## Extracted records

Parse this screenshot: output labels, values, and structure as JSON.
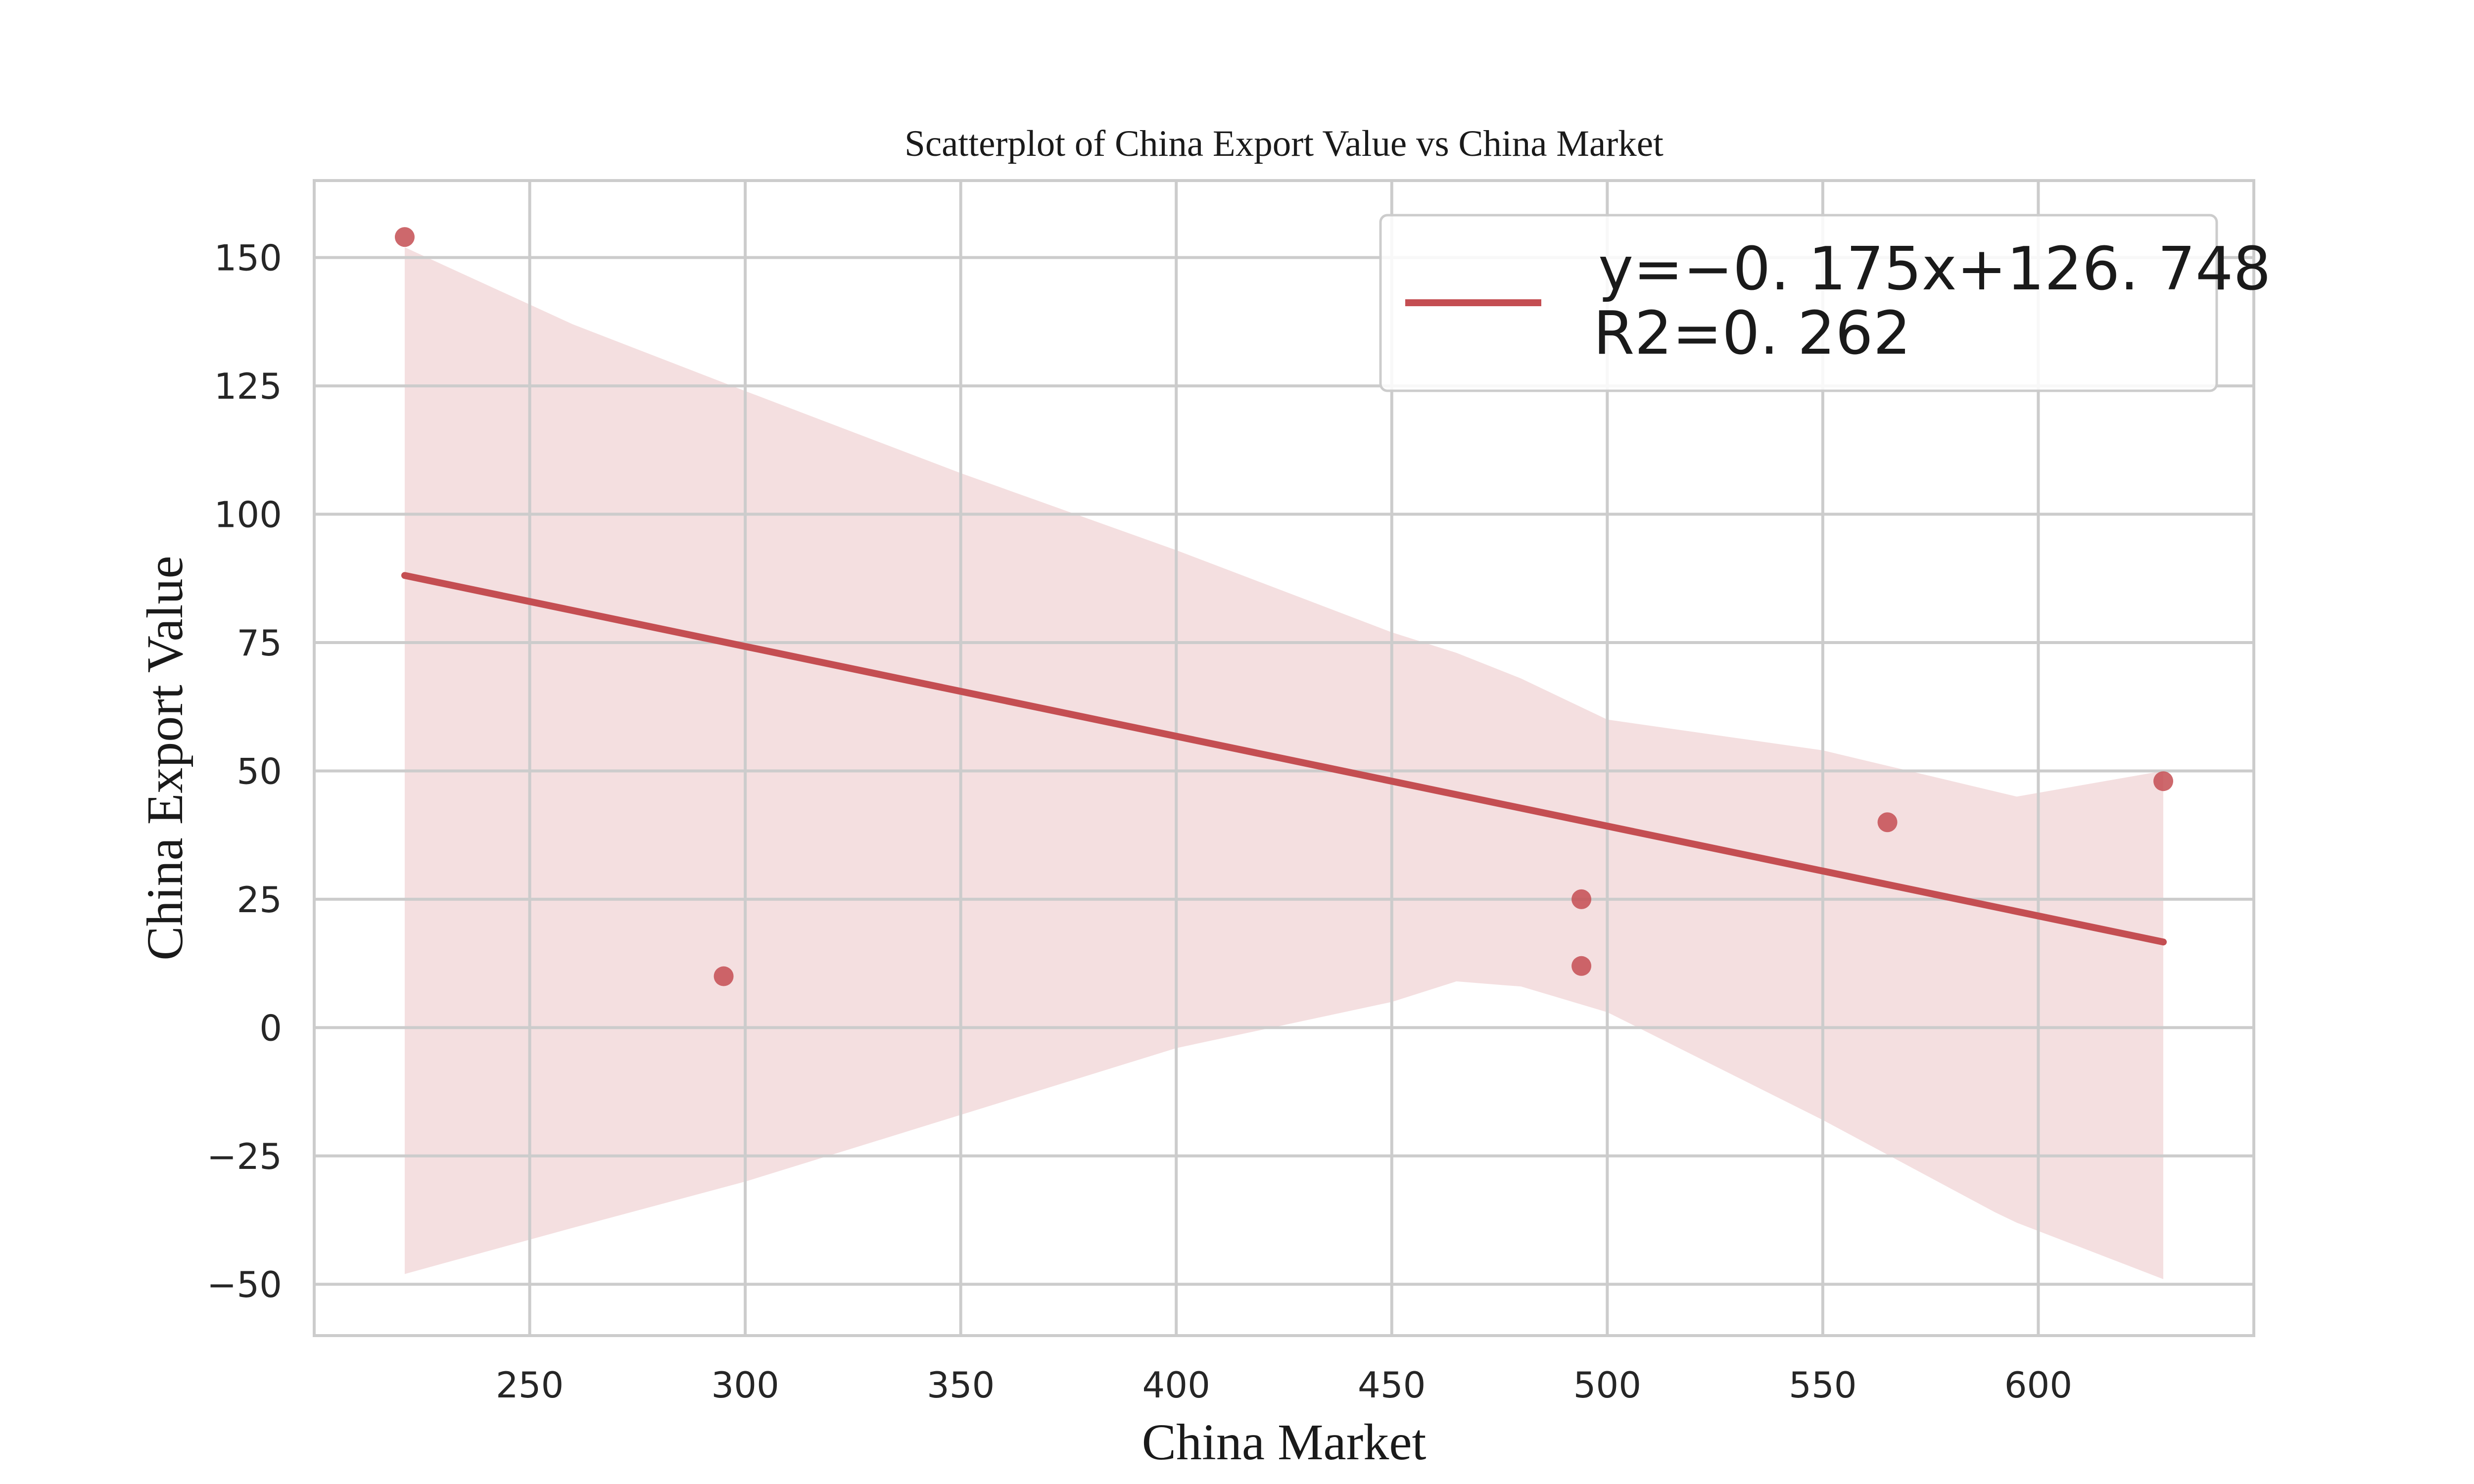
{
  "chart_data": {
    "type": "scatter",
    "title": "Scatterplot of China Export Value vs China Market",
    "xlabel": "China Market",
    "ylabel": "China Export Value",
    "xlim": [
      200,
      650
    ],
    "ylim": [
      -60,
      165
    ],
    "xticks": [
      250,
      300,
      350,
      400,
      450,
      500,
      550,
      600
    ],
    "yticks": [
      -50,
      -25,
      0,
      25,
      50,
      75,
      100,
      125,
      150
    ],
    "grid": true,
    "legend_position": "top-right",
    "legend": {
      "line1": "y=−0. 175x+126. 748",
      "line2": "R2=0. 262"
    },
    "series": [
      {
        "points": [
          {
            "x": 221,
            "y": 154
          },
          {
            "x": 295,
            "y": 10
          },
          {
            "x": 494,
            "y": 25
          },
          {
            "x": 494,
            "y": 12
          },
          {
            "x": 565,
            "y": 40
          },
          {
            "x": 629,
            "y": 48
          }
        ]
      }
    ],
    "regression": {
      "slope": -0.175,
      "intercept": 126.748,
      "x_range": [
        221,
        629
      ]
    },
    "confidence_band": {
      "x": [
        221,
        260,
        300,
        350,
        400,
        450,
        465,
        480,
        500,
        550,
        590,
        595,
        629
      ],
      "upper": [
        152,
        137,
        124,
        108,
        93,
        77,
        73,
        68,
        60,
        54,
        46,
        45,
        50
      ],
      "lower": [
        -48,
        -39,
        -30,
        -17,
        -4,
        5,
        9,
        8,
        3,
        -18,
        -36,
        -38,
        -49
      ]
    },
    "colors": {
      "accent": "#c44e52",
      "band": "#f4dfe0",
      "grid": "#cccccc",
      "frame": "#cccccc",
      "background": "#ffffff"
    }
  }
}
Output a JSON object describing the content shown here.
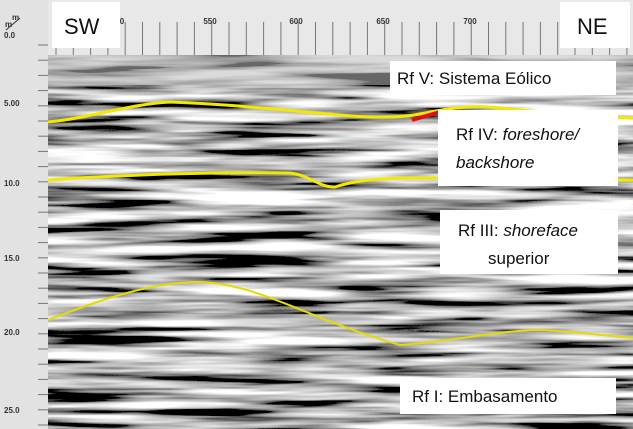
{
  "corners": {
    "left": "SW",
    "right": "NE"
  },
  "depth_unit": {
    "top": "m",
    "bottom": "m"
  },
  "top_axis": {
    "ticks": [
      "0",
      "550",
      "600",
      "650",
      "700"
    ]
  },
  "left_axis": {
    "ticks": [
      "0.0",
      "5.00",
      "10.0",
      "15.0",
      "20.0",
      "25.0"
    ]
  },
  "annotations": [
    {
      "label": "Rf V: Sistema Eólico"
    },
    {
      "label_parts": [
        "Rf IV: ",
        "foreshore/",
        "backshore"
      ]
    },
    {
      "label_parts": [
        "Rf III: ",
        "shoreface",
        "superior"
      ]
    },
    {
      "label": "Rf I: Embasamento"
    }
  ]
}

## Goal
In your copy of the records, include no pictures; repeat everything else exactly.

## Solution to the problem
Parse this screenshot: output labels, values, and structure as JSON.
{
  "chart_data": {
    "type": "scatter",
    "title": "Scatterplot of China Export Value vs China Market",
    "xlabel": "China Market",
    "ylabel": "China Export Value",
    "xlim": [
      200,
      650
    ],
    "ylim": [
      -60,
      165
    ],
    "xticks": [
      250,
      300,
      350,
      400,
      450,
      500,
      550,
      600
    ],
    "yticks": [
      -50,
      -25,
      0,
      25,
      50,
      75,
      100,
      125,
      150
    ],
    "grid": true,
    "legend_position": "top-right",
    "legend": {
      "line1": "y=−0. 175x+126. 748",
      "line2": "R2=0. 262"
    },
    "series": [
      {
        "points": [
          {
            "x": 221,
            "y": 154
          },
          {
            "x": 295,
            "y": 10
          },
          {
            "x": 494,
            "y": 25
          },
          {
            "x": 494,
            "y": 12
          },
          {
            "x": 565,
            "y": 40
          },
          {
            "x": 629,
            "y": 48
          }
        ]
      }
    ],
    "regression": {
      "slope": -0.175,
      "intercept": 126.748,
      "x_range": [
        221,
        629
      ]
    },
    "confidence_band": {
      "x": [
        221,
        260,
        300,
        350,
        400,
        450,
        465,
        480,
        500,
        550,
        590,
        595,
        629
      ],
      "upper": [
        152,
        137,
        124,
        108,
        93,
        77,
        73,
        68,
        60,
        54,
        46,
        45,
        50
      ],
      "lower": [
        -48,
        -39,
        -30,
        -17,
        -4,
        5,
        9,
        8,
        3,
        -18,
        -36,
        -38,
        -49
      ]
    },
    "colors": {
      "accent": "#c44e52",
      "band": "#f4dfe0",
      "grid": "#cccccc",
      "frame": "#cccccc",
      "background": "#ffffff"
    }
  }
}
Output a JSON object describing the content shown here.
{
  "corners": {
    "left": "SW",
    "right": "NE"
  },
  "depth_unit": {
    "top": "m",
    "bottom": "m"
  },
  "top_axis": {
    "ticks": [
      "0",
      "550",
      "600",
      "650",
      "700"
    ]
  },
  "left_axis": {
    "ticks": [
      "0.0",
      "5.00",
      "10.0",
      "15.0",
      "20.0",
      "25.0"
    ]
  },
  "annotations": [
    {
      "label": "Rf V: Sistema Eólico"
    },
    {
      "label_parts": [
        "Rf IV: ",
        "foreshore/",
        "backshore"
      ]
    },
    {
      "label_parts": [
        "Rf III: ",
        "shoreface",
        "superior"
      ]
    },
    {
      "label": "Rf I: Embasamento"
    }
  ]
}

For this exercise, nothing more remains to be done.